Repeat the entries below exactly as they appear, with no pictures.

━━ RECORDS PROVIDED ━━

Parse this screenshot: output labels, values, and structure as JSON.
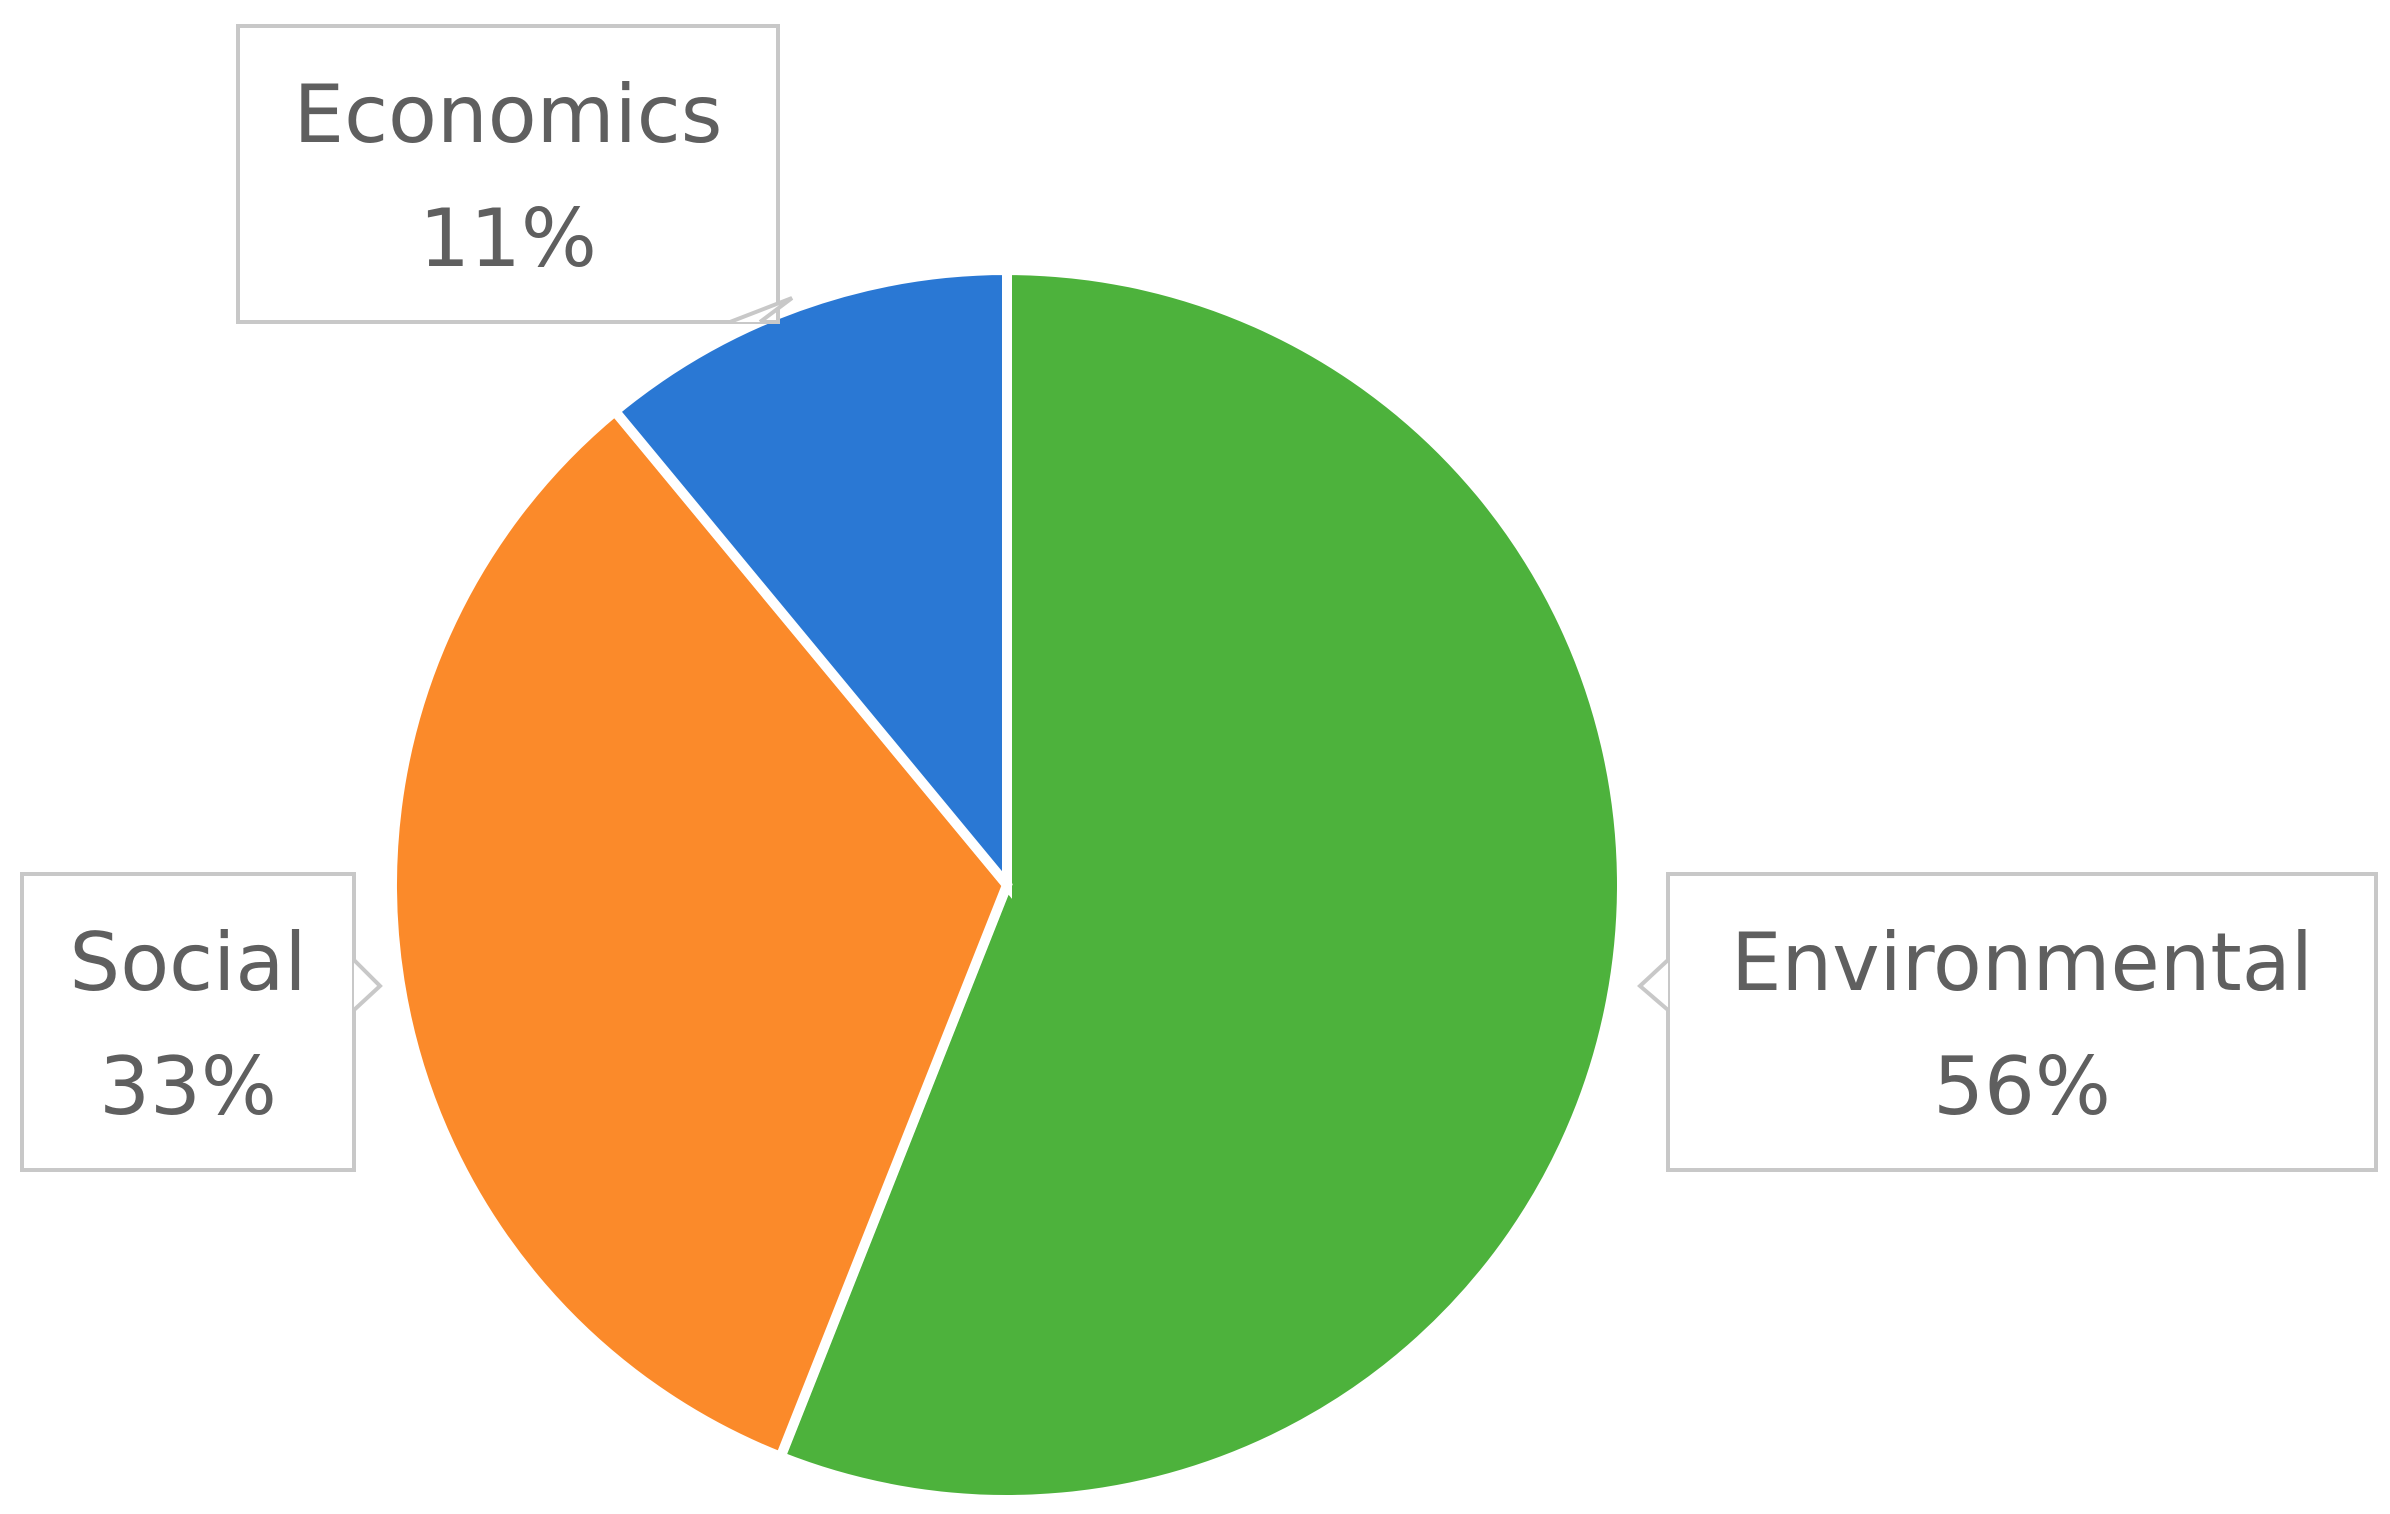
{
  "chart_data": {
    "type": "pie",
    "title": "",
    "slices": [
      {
        "label": "Environmental",
        "value": 56,
        "display": "56%",
        "color": "#4db23c"
      },
      {
        "label": "Social",
        "value": 33,
        "display": "33%",
        "color": "#fb8a2a"
      },
      {
        "label": "Economics",
        "value": 11,
        "display": "11%",
        "color": "#2a78d4"
      }
    ],
    "start_angle_deg": 0,
    "direction": "clockwise",
    "legend": "none",
    "labels": "callouts"
  }
}
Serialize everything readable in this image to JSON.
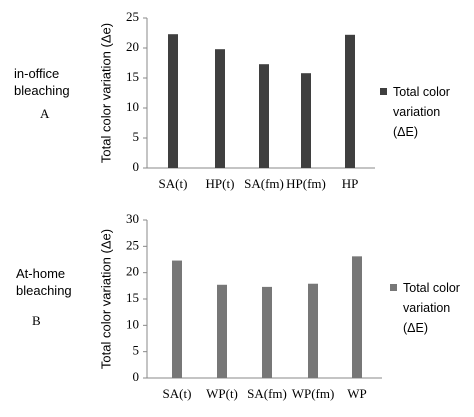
{
  "chart_data": [
    {
      "type": "bar",
      "annotation": "in-office bleaching",
      "panel_label": "A",
      "y_label": "Total color variation (Δe)",
      "categories": [
        "SA(t)",
        "HP(t)",
        "SA(fm)",
        "HP(fm)",
        "HP"
      ],
      "series": [
        {
          "name": "Total color variation (ΔE)",
          "color": "#3f3f3f",
          "values": [
            22.3,
            19.8,
            17.3,
            15.8,
            22.2
          ]
        }
      ],
      "ylim": [
        0,
        25
      ],
      "yticks": [
        0,
        5,
        10,
        15,
        20,
        25
      ]
    },
    {
      "type": "bar",
      "annotation": "At-home bleaching",
      "panel_label": "B",
      "y_label": "Total color variation (Δe)",
      "categories": [
        "SA(t)",
        "WP(t)",
        "SA(fm)",
        "WP(fm)",
        "WP"
      ],
      "series": [
        {
          "name": "Total color variation (ΔE)",
          "color": "#777777",
          "values": [
            22.3,
            17.7,
            17.3,
            17.9,
            23.1
          ]
        }
      ],
      "ylim": [
        0,
        30
      ],
      "yticks": [
        0,
        5,
        10,
        15,
        20,
        25,
        30
      ]
    }
  ]
}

━━━

### WORKED ANSWER
Parse this screenshot: output labels, values, and structure as JSON.
{
  "chart_data": {
    "type": "pie",
    "title": "",
    "slices": [
      {
        "label": "Environmental",
        "value": 56,
        "display": "56%",
        "color": "#4db23c"
      },
      {
        "label": "Social",
        "value": 33,
        "display": "33%",
        "color": "#fb8a2a"
      },
      {
        "label": "Economics",
        "value": 11,
        "display": "11%",
        "color": "#2a78d4"
      }
    ],
    "start_angle_deg": 0,
    "direction": "clockwise",
    "legend": "none",
    "labels": "callouts"
  }
}
Serialize everything readable in this image to JSON.
{
  "chart_data": [
    {
      "type": "bar",
      "annotation": "in-office bleaching",
      "panel_label": "A",
      "y_label": "Total color variation (Δe)",
      "categories": [
        "SA(t)",
        "HP(t)",
        "SA(fm)",
        "HP(fm)",
        "HP"
      ],
      "series": [
        {
          "name": "Total color variation (ΔE)",
          "color": "#3f3f3f",
          "values": [
            22.3,
            19.8,
            17.3,
            15.8,
            22.2
          ]
        }
      ],
      "ylim": [
        0,
        25
      ],
      "yticks": [
        0,
        5,
        10,
        15,
        20,
        25
      ]
    },
    {
      "type": "bar",
      "annotation": "At-home bleaching",
      "panel_label": "B",
      "y_label": "Total color variation (Δe)",
      "categories": [
        "SA(t)",
        "WP(t)",
        "SA(fm)",
        "WP(fm)",
        "WP"
      ],
      "series": [
        {
          "name": "Total color variation (ΔE)",
          "color": "#777777",
          "values": [
            22.3,
            17.7,
            17.3,
            17.9,
            23.1
          ]
        }
      ],
      "ylim": [
        0,
        30
      ],
      "yticks": [
        0,
        5,
        10,
        15,
        20,
        25,
        30
      ]
    }
  ]
}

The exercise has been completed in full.